Records supplied:
-- Start --
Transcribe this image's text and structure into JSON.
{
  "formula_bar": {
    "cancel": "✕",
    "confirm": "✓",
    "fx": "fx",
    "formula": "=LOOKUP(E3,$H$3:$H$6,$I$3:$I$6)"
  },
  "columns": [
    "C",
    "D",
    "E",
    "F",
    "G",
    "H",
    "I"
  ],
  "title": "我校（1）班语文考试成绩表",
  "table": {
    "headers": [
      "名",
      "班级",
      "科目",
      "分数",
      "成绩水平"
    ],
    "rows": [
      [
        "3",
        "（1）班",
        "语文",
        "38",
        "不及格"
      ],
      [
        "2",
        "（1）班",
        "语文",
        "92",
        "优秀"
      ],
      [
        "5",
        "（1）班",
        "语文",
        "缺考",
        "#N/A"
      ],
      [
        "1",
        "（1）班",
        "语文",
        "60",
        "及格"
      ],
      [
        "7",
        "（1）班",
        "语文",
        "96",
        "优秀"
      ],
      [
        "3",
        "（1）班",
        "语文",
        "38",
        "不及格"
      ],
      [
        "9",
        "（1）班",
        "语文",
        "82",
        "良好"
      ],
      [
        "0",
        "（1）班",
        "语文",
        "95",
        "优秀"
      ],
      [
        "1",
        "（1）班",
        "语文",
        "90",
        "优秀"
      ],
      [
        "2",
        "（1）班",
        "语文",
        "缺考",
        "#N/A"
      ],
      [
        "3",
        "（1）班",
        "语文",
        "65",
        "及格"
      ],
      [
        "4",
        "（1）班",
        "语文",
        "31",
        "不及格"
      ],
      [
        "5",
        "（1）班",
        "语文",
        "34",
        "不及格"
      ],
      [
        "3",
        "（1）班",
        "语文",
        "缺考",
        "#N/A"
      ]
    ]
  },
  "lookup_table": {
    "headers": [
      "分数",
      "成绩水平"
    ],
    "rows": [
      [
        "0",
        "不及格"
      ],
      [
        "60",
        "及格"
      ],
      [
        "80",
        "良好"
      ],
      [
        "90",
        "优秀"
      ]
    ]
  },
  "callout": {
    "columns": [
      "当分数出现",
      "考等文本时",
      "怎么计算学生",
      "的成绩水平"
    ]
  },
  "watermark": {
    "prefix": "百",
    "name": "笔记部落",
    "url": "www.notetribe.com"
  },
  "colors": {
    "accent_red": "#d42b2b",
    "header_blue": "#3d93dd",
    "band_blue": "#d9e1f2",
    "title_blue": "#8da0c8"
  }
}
-- End --
Do this: Repeat the data exactly. Leave nothing out.

Correct result:
Transcribe this image's text and structure into JSON.
{
  "formula_bar": {
    "cancel": "✕",
    "confirm": "✓",
    "fx": "fx",
    "formula": "=LOOKUP(E3,$H$3:$H$6,$I$3:$I$6)"
  },
  "columns": [
    "C",
    "D",
    "E",
    "F",
    "G",
    "H",
    "I"
  ],
  "title": "我校（1）班语文考试成绩表",
  "table": {
    "headers": [
      "名",
      "班级",
      "科目",
      "分数",
      "成绩水平"
    ],
    "rows": [
      [
        "3",
        "（1）班",
        "语文",
        "38",
        "不及格"
      ],
      [
        "2",
        "（1）班",
        "语文",
        "92",
        "优秀"
      ],
      [
        "5",
        "（1）班",
        "语文",
        "缺考",
        "#N/A"
      ],
      [
        "1",
        "（1）班",
        "语文",
        "60",
        "及格"
      ],
      [
        "7",
        "（1）班",
        "语文",
        "96",
        "优秀"
      ],
      [
        "3",
        "（1）班",
        "语文",
        "38",
        "不及格"
      ],
      [
        "9",
        "（1）班",
        "语文",
        "82",
        "良好"
      ],
      [
        "0",
        "（1）班",
        "语文",
        "95",
        "优秀"
      ],
      [
        "1",
        "（1）班",
        "语文",
        "90",
        "优秀"
      ],
      [
        "2",
        "（1）班",
        "语文",
        "缺考",
        "#N/A"
      ],
      [
        "3",
        "（1）班",
        "语文",
        "65",
        "及格"
      ],
      [
        "4",
        "（1）班",
        "语文",
        "31",
        "不及格"
      ],
      [
        "5",
        "（1）班",
        "语文",
        "34",
        "不及格"
      ],
      [
        "3",
        "（1）班",
        "语文",
        "缺考",
        "#N/A"
      ]
    ]
  },
  "lookup_table": {
    "headers": [
      "分数",
      "成绩水平"
    ],
    "rows": [
      [
        "0",
        "不及格"
      ],
      [
        "60",
        "及格"
      ],
      [
        "80",
        "良好"
      ],
      [
        "90",
        "优秀"
      ]
    ]
  },
  "callout": {
    "columns": [
      "当分数出现",
      "考等文本时",
      "怎么计算学生",
      "的成绩水平"
    ]
  },
  "watermark": {
    "prefix": "百",
    "name": "笔记部落",
    "url": "www.notetribe.com"
  },
  "colors": {
    "accent_red": "#d42b2b",
    "header_blue": "#3d93dd",
    "band_blue": "#d9e1f2",
    "title_blue": "#8da0c8"
  }
}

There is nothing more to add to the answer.